▸ **DATA FOR PROCESSING**
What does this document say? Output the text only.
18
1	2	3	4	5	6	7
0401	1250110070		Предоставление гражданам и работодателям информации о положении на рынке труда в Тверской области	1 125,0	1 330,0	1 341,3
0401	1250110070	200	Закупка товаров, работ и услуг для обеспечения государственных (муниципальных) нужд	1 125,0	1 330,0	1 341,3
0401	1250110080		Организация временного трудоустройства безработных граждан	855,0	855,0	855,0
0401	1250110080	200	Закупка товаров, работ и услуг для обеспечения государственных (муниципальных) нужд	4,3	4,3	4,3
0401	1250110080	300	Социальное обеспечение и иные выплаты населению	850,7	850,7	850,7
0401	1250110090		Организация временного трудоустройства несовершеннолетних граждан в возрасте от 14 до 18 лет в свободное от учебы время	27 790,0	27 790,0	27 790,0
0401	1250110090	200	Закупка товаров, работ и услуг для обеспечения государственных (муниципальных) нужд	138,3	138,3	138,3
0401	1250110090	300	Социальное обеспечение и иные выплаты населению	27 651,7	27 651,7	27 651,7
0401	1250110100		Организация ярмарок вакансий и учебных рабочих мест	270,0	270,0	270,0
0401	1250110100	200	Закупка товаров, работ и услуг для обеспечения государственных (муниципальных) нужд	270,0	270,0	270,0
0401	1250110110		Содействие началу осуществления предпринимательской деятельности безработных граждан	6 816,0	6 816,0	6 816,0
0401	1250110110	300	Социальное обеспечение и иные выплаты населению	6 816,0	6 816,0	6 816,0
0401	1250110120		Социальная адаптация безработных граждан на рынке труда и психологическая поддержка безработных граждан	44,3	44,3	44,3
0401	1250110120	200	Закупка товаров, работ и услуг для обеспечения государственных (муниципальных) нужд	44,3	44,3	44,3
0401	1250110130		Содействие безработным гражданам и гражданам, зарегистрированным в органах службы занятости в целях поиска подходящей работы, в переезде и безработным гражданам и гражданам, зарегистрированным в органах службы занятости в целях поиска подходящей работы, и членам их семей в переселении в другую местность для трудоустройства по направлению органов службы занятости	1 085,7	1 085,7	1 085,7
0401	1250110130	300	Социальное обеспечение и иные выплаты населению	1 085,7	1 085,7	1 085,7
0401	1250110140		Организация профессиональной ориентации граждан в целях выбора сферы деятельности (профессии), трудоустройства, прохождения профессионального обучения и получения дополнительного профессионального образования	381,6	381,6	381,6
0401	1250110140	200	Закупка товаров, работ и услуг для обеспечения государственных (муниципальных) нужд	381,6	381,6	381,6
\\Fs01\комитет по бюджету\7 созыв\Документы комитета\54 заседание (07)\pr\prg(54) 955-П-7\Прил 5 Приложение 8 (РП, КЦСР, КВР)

▸ **PROBLEM**
Output the listing above without altering a single character.

▸ **SOLVED EXERCISE**
What does this document say? Output the text only.
18
1	2	3	4	5	6	7
0401	1250110070		Предоставление гражданам и работодателям информации о положении на рынке труда в Тверской области	1 125,0	1 330,0	1 341,3
0401	1250110070	200	Закупка товаров, работ и услуг для обеспечения государственных (муниципальных) нужд	1 125,0	1 330,0	1 341,3
0401	1250110080		Организация временного трудоустройства безработных граждан	855,0	855,0	855,0
0401	1250110080	200	Закупка товаров, работ и услуг для обеспечения государственных (муниципальных) нужд	4,3	4,3	4,3
0401	1250110080	300	Социальное обеспечение и иные выплаты населению	850,7	850,7	850,7
0401	1250110090		Организация временного трудоустройства несовершеннолетних граждан в возрасте от 14 до 18 лет в свободное от учебы время	27 790,0	27 790,0	27 790,0
0401	1250110090	200	Закупка товаров, работ и услуг для обеспечения государственных (муниципальных) нужд	138,3	138,3	138,3
0401	1250110090	300	Социальное обеспечение и иные выплаты населению	27 651,7	27 651,7	27 651,7
0401	1250110100		Организация ярмарок вакансий и учебных рабочих мест	270,0	270,0	270,0
0401	1250110100	200	Закупка товаров, работ и услуг для обеспечения государственных (муниципальных) нужд	270,0	270,0	270,0
0401	1250110110		Содействие началу осуществления предпринимательской деятельности безработных граждан	6 816,0	6 816,0	6 816,0
0401	1250110110	300	Социальное обеспечение и иные выплаты населению	6 816,0	6 816,0	6 816,0
0401	1250110120		Социальная адаптация безработных граждан на рынке труда и психологическая поддержка безработных граждан	44,3	44,3	44,3
0401	1250110120	200	Закупка товаров, работ и услуг для обеспечения государственных (муниципальных) нужд	44,3	44,3	44,3
0401	1250110130		Содействие безработным гражданам и гражданам, зарегистрированным в органах службы занятости в целях поиска подходящей работы, в переезде и безработным гражданам и гражданам, зарегистрированным в органах службы занятости в целях поиска подходящей работы, и членам их семей в переселении в другую местность для трудоустройства по направлению органов службы занятости	1 085,7	1 085,7	1 085,7
0401	1250110130	300	Социальное обеспечение и иные выплаты населению	1 085,7	1 085,7	1 085,7
0401	1250110140		Организация профессиональной ориентации граждан в целях выбора сферы деятельности (профессии), трудоустройства, прохождения профессионального обучения и получения дополнительного профессионального образования	381,6	381,6	381,6
0401	1250110140	200	Закупка товаров, работ и услуг для обеспечения государственных (муниципальных) нужд	381,6	381,6	381,6
\\Fs01\комитет по бюджету\7 созыв\Документы комитета\54 заседание (07)\pr\prg(54) 955-П-7\Прил 5 Приложение 8 (РП, КЦСР, КВР)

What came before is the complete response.